Draw out every line with the word "Enhanced" from the listing below.

— BEGIN —

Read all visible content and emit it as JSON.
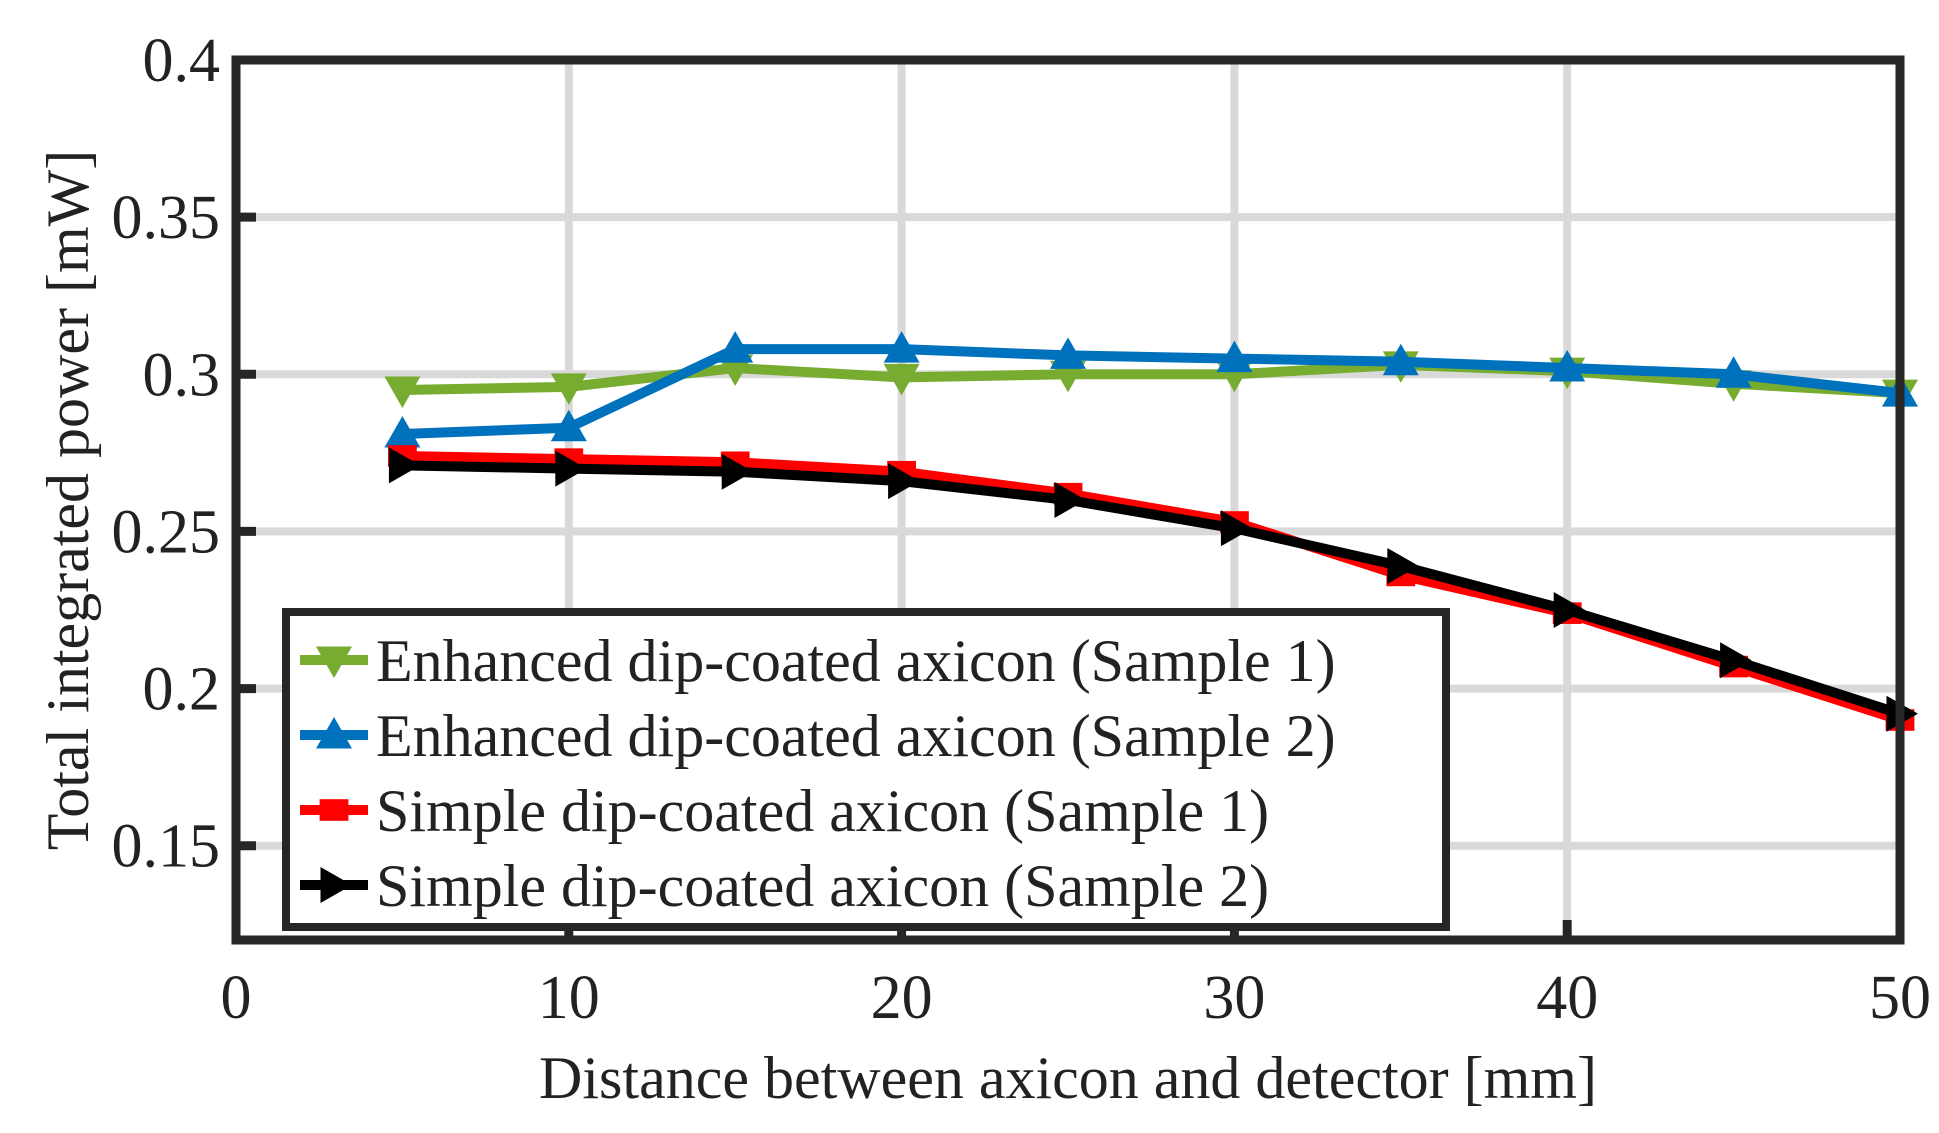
{
  "chart_data": {
    "type": "line",
    "title": "",
    "xlabel": "Distance between axicon and detector [mm]",
    "ylabel": "Total integrated power [mW]",
    "xlim": [
      0,
      50
    ],
    "ylim": [
      0.12,
      0.4
    ],
    "xticks": [
      {
        "value": 0,
        "label": "0"
      },
      {
        "value": 10,
        "label": "10"
      },
      {
        "value": 20,
        "label": "20"
      },
      {
        "value": 30,
        "label": "30"
      },
      {
        "value": 40,
        "label": "40"
      },
      {
        "value": 50,
        "label": "50"
      }
    ],
    "yticks": [
      {
        "value": 0.15,
        "label": "0.15"
      },
      {
        "value": 0.2,
        "label": "0.2"
      },
      {
        "value": 0.25,
        "label": "0.25"
      },
      {
        "value": 0.3,
        "label": "0.3"
      },
      {
        "value": 0.35,
        "label": "0.35"
      },
      {
        "value": 0.4,
        "label": "0.4"
      }
    ],
    "grid": true,
    "legend_position": "bottom-left",
    "x": [
      5,
      10,
      15,
      20,
      25,
      30,
      35,
      40,
      45,
      50
    ],
    "series": [
      {
        "name": "Enhanced dip-coated axicon (Sample 1)",
        "color": "#77AC30",
        "marker": "triangle-down",
        "values": [
          0.295,
          0.296,
          0.302,
          0.299,
          0.3,
          0.3,
          0.303,
          0.301,
          0.297,
          0.294
        ]
      },
      {
        "name": "Enhanced dip-coated axicon (Sample 2)",
        "color": "#0072BD",
        "marker": "triangle-up",
        "values": [
          0.281,
          0.283,
          0.308,
          0.308,
          0.306,
          0.305,
          0.304,
          0.302,
          0.3,
          0.294
        ]
      },
      {
        "name": "Simple dip-coated axicon (Sample 1)",
        "color": "#FF0000",
        "marker": "square",
        "values": [
          0.274,
          0.273,
          0.272,
          0.269,
          0.262,
          0.253,
          0.236,
          0.224,
          0.207,
          0.19
        ]
      },
      {
        "name": "Simple dip-coated axicon (Sample 2)",
        "color": "#000000",
        "marker": "triangle-right",
        "values": [
          0.271,
          0.27,
          0.269,
          0.266,
          0.26,
          0.251,
          0.239,
          0.225,
          0.209,
          0.192
        ]
      }
    ]
  }
}
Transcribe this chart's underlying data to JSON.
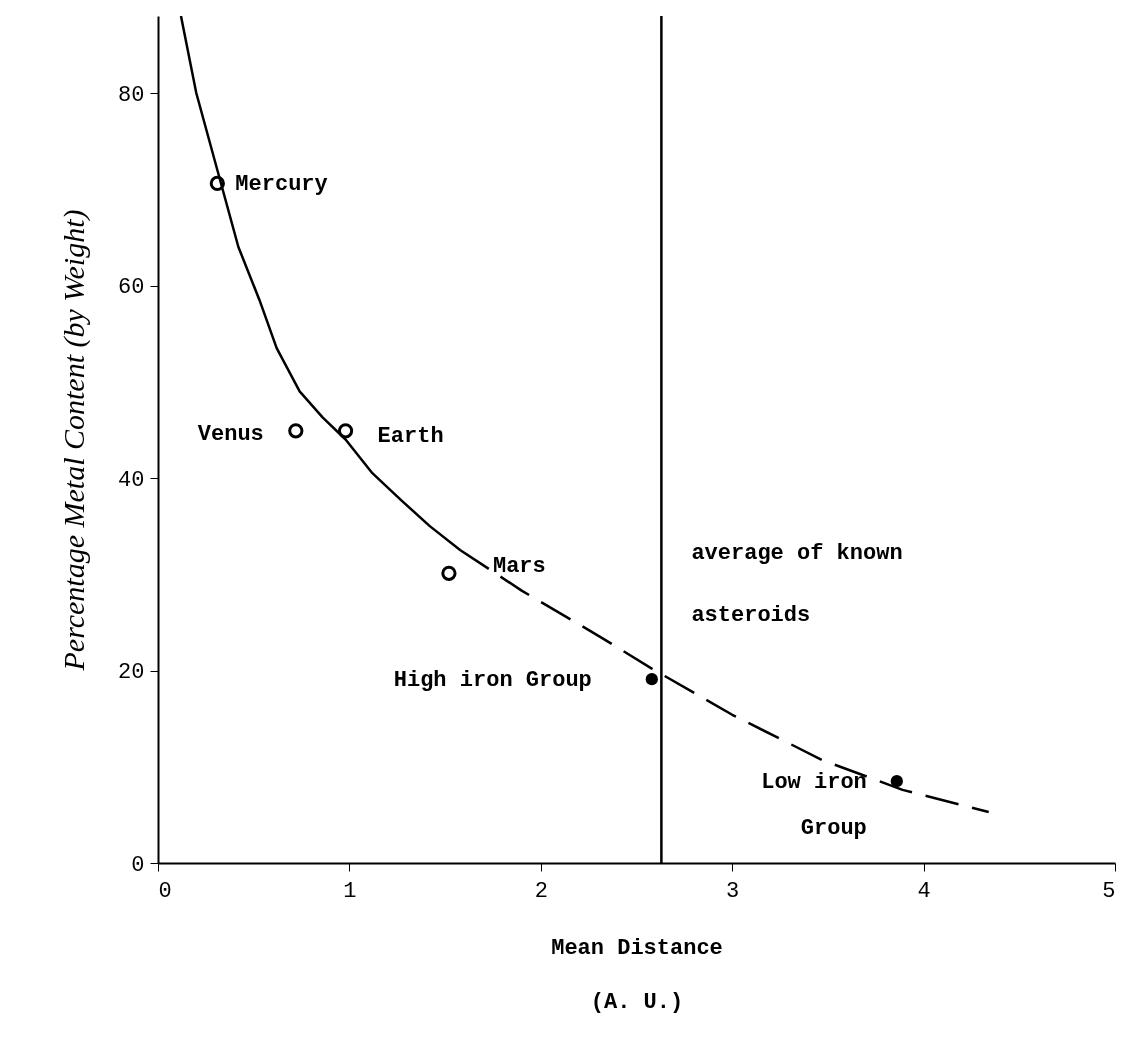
{
  "chart_data": {
    "type": "scatter",
    "xlabel": "Mean Distance (A. U.)",
    "ylabel": "Percentage Metal Content (by Weight)",
    "xlim": [
      0,
      5
    ],
    "ylim": [
      0,
      88
    ],
    "xticks": [
      0,
      1,
      2,
      3,
      4,
      5
    ],
    "yticks": [
      0,
      20,
      40,
      60,
      80
    ],
    "grid": false,
    "series": [
      {
        "type": "line",
        "line_style": "solid",
        "color": "#000000",
        "x": [
          0.12,
          0.2,
          0.31,
          0.42,
          0.53,
          0.62,
          0.74,
          0.86,
          0.98,
          1.12,
          1.27,
          1.42,
          1.58
        ],
        "values": [
          88,
          80,
          72,
          64,
          58.5,
          53.5,
          49,
          46.3,
          44,
          40.5,
          37.7,
          35,
          32.5
        ]
      },
      {
        "type": "line",
        "line_style": "dashed",
        "color": "#000000",
        "x": [
          1.58,
          1.9,
          2.31,
          2.58,
          3.0,
          3.47,
          3.89,
          4.34
        ],
        "values": [
          32.5,
          28.3,
          23.5,
          20.2,
          15.4,
          10.7,
          7.6,
          5.3
        ]
      },
      {
        "marker": "circle",
        "color": "#000000",
        "x": [
          0.31,
          0.72,
          0.98,
          1.52
        ],
        "values": [
          70.6,
          44.9,
          44.9,
          30.1
        ]
      },
      {
        "marker": "circle",
        "color": "#000000",
        "x": [
          2.58,
          3.86
        ],
        "values": [
          19.1,
          8.5
        ]
      }
    ],
    "ref_lines": [
      {
        "axis": "x",
        "value": 2.63,
        "label": "average of known asteroids",
        "color": "#000000"
      }
    ],
    "annotations": [
      {
        "text": "Mercury",
        "x": 0.31,
        "y": 70.6
      },
      {
        "text": "Venus",
        "x": 0.72,
        "y": 44.9
      },
      {
        "text": "Earth",
        "x": 0.98,
        "y": 44.9
      },
      {
        "text": "Mars",
        "x": 1.52,
        "y": 30.1
      },
      {
        "text": "High iron Group",
        "x": 2.58,
        "y": 19.1
      },
      {
        "text": "Low iron Group",
        "x": 3.86,
        "y": 8.5
      }
    ]
  }
}
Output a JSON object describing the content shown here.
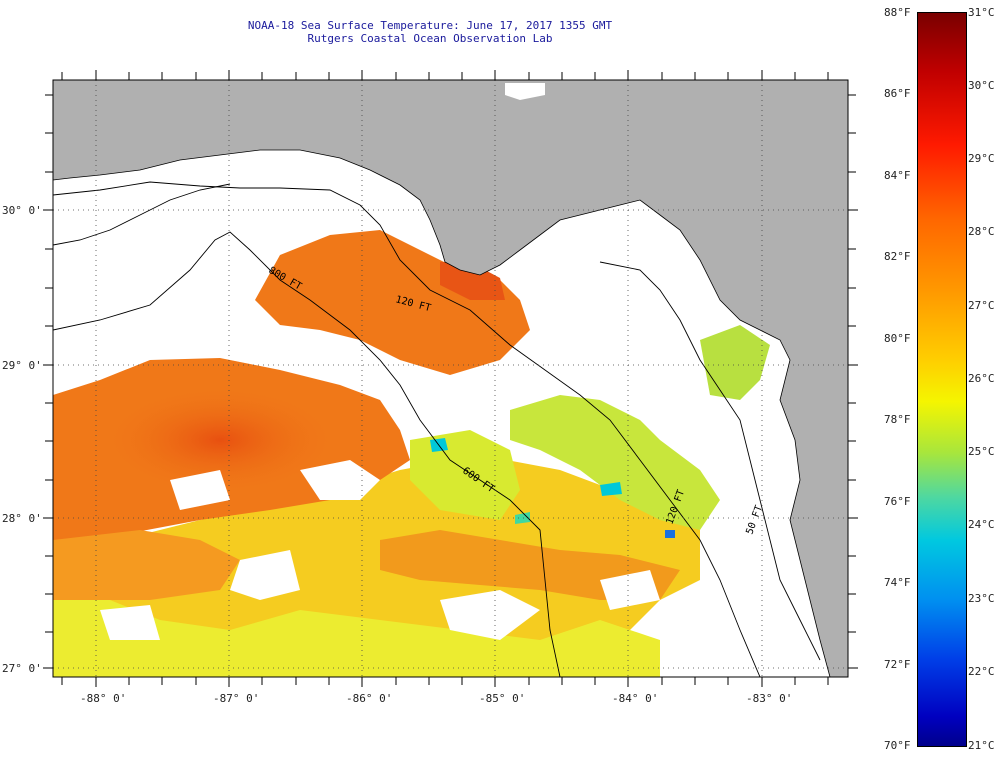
{
  "header": {
    "title_line1": "NOAA-18 Sea Surface Temperature:  June 17, 2017 1355 GMT",
    "title_line2": "Rutgers Coastal Ocean Observation Lab"
  },
  "map": {
    "lat_labels": [
      "30° 0'",
      "29° 0'",
      "28° 0'",
      "27° 0'"
    ],
    "lon_labels": [
      "-88° 0'",
      "-87° 0'",
      "-86° 0'",
      "-85° 0'",
      "-84° 0'",
      "-83° 0'"
    ],
    "contour_labels": [
      "800 FT",
      "120 FT",
      "600 FT",
      "120 FT",
      "50 FT"
    ],
    "colors": {
      "land": "#b0b0b0",
      "cloud": "#ffffff",
      "ocean_warm": "#f07818",
      "ocean_mid": "#f5c818",
      "ocean_cool": "#c8e63c"
    }
  },
  "colorbar": {
    "fahrenheit": [
      "88°F",
      "86°F",
      "84°F",
      "82°F",
      "80°F",
      "78°F",
      "76°F",
      "74°F",
      "72°F",
      "70°F"
    ],
    "celsius": [
      "31°C",
      "30°C",
      "29°C",
      "28°C",
      "27°C",
      "26°C",
      "25°C",
      "24°C",
      "23°C",
      "22°C",
      "21°C"
    ]
  }
}
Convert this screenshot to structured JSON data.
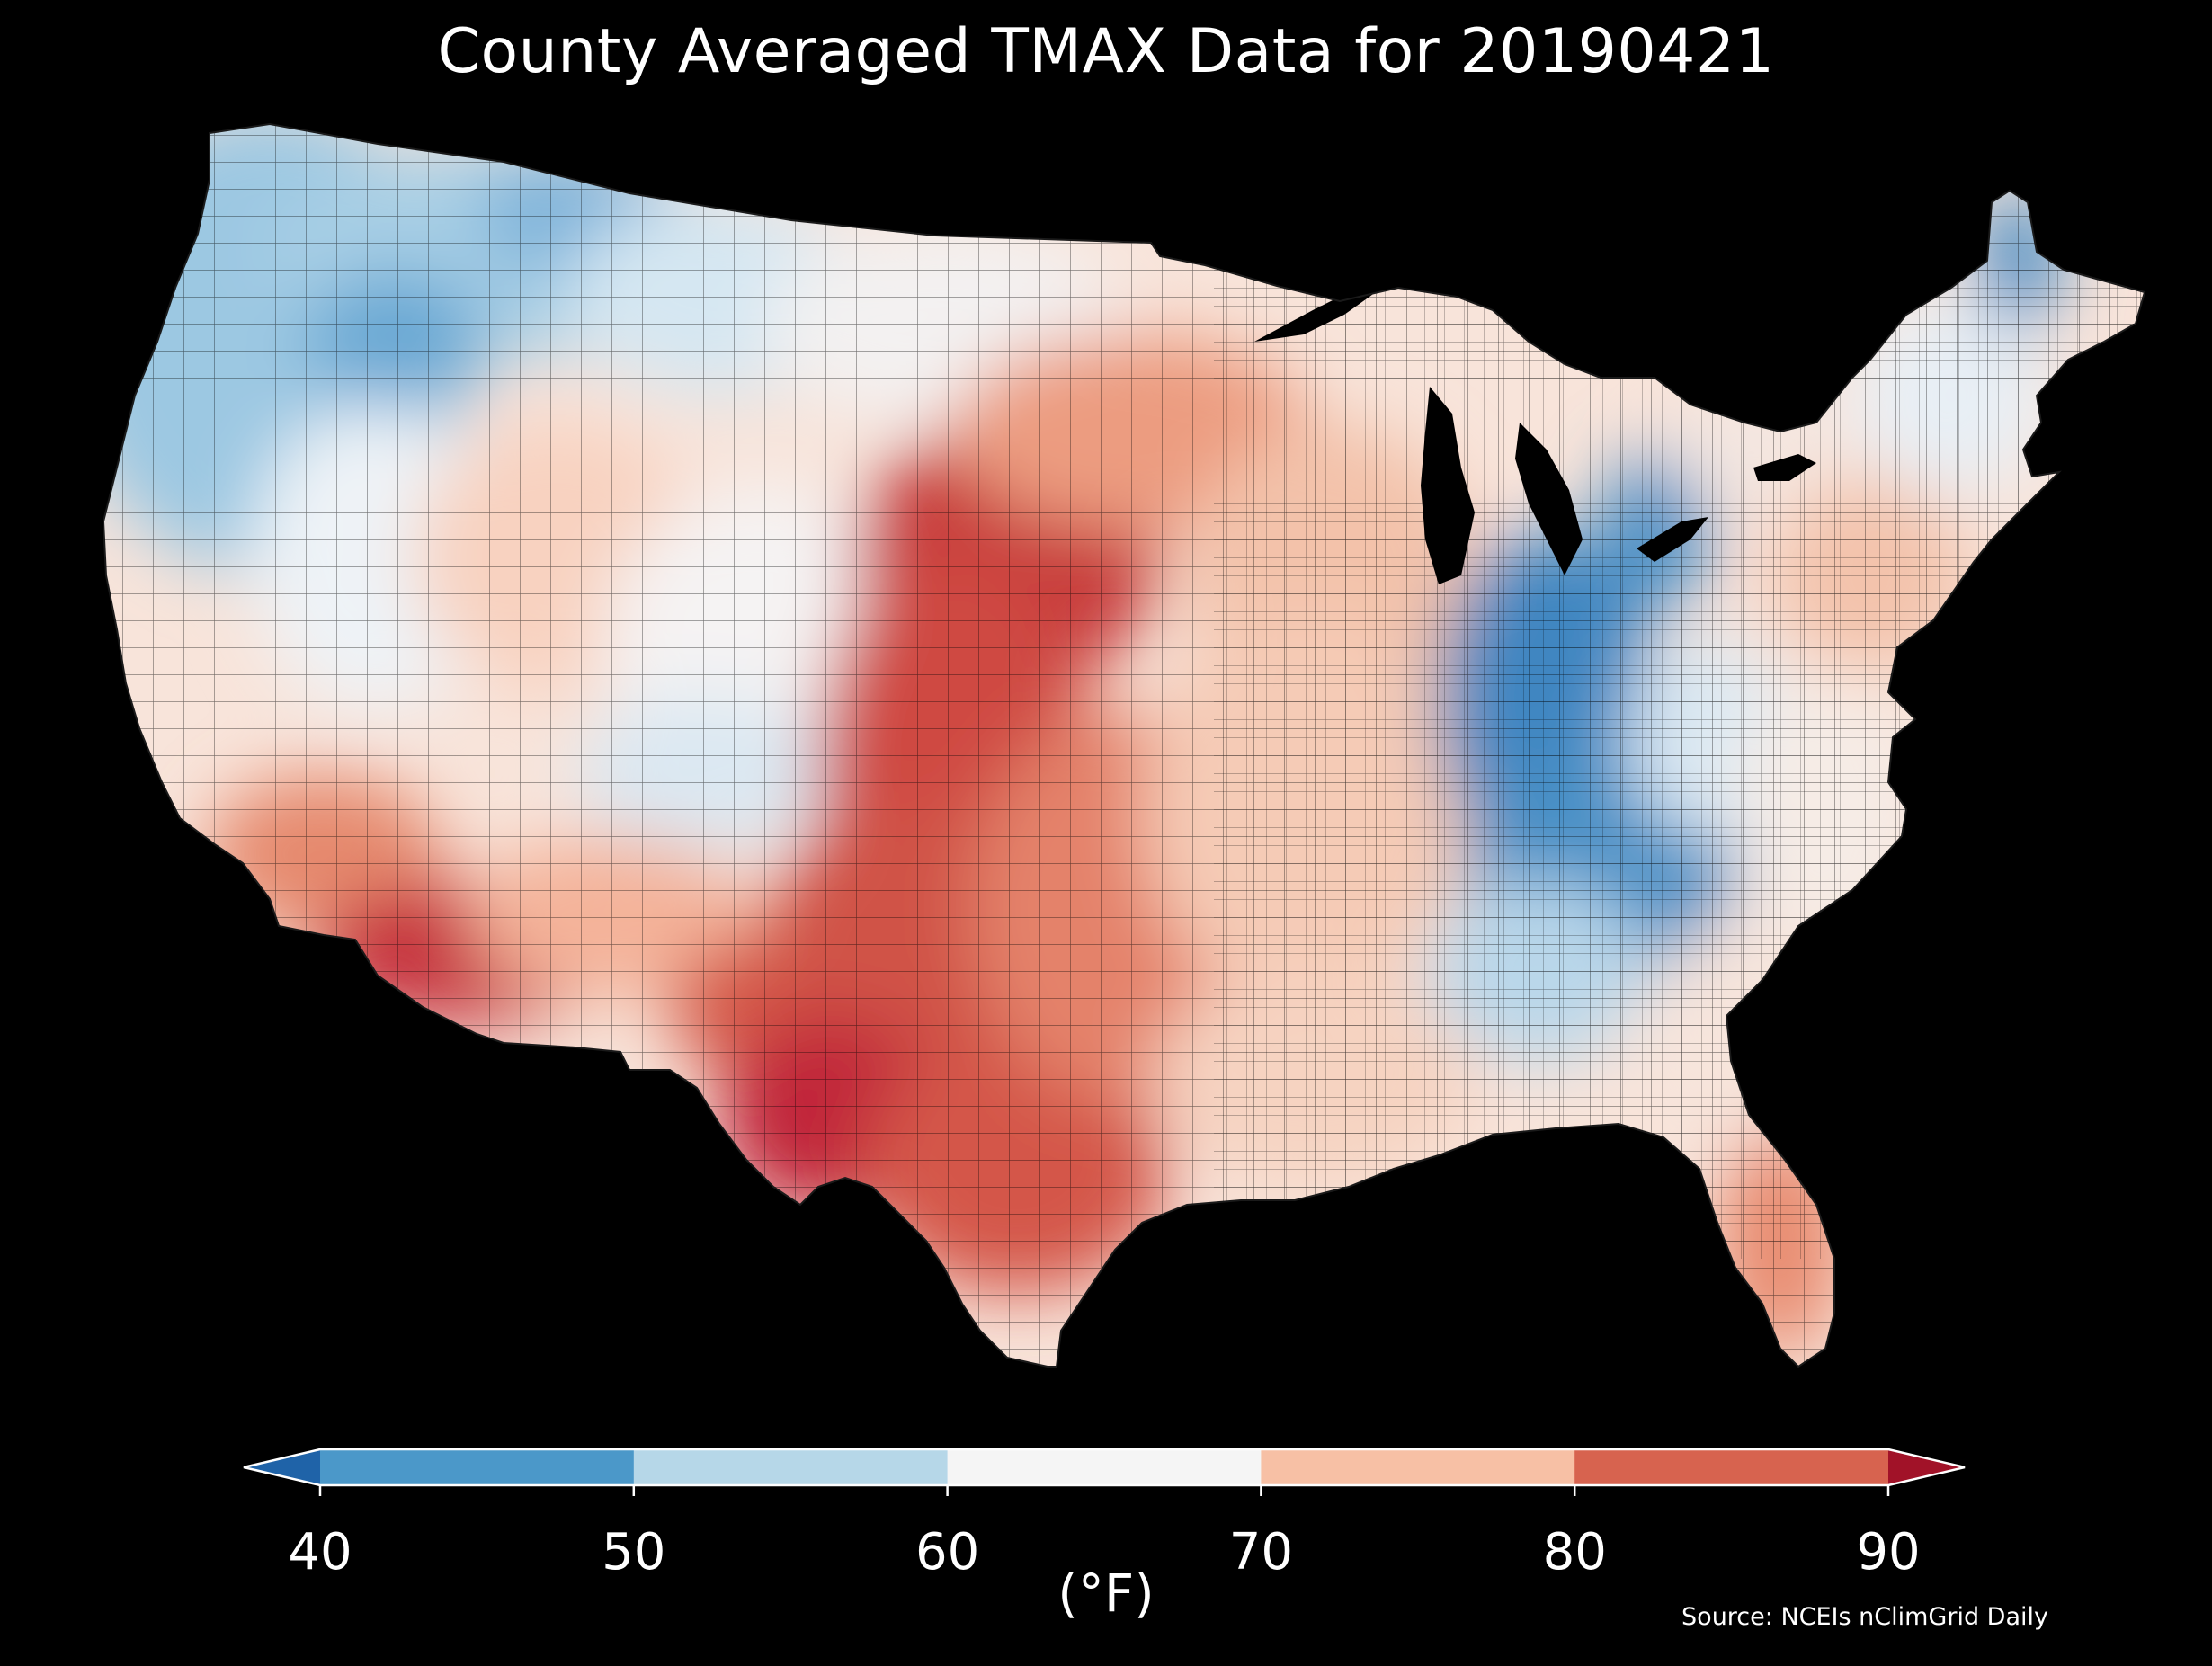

— END —

RESPONSE TO THE EXERCISE:
        "name": "Enhanced dip-coated axicon (Sample 1)",
        "name": "Enhanced dip-coated axicon (Sample 2)",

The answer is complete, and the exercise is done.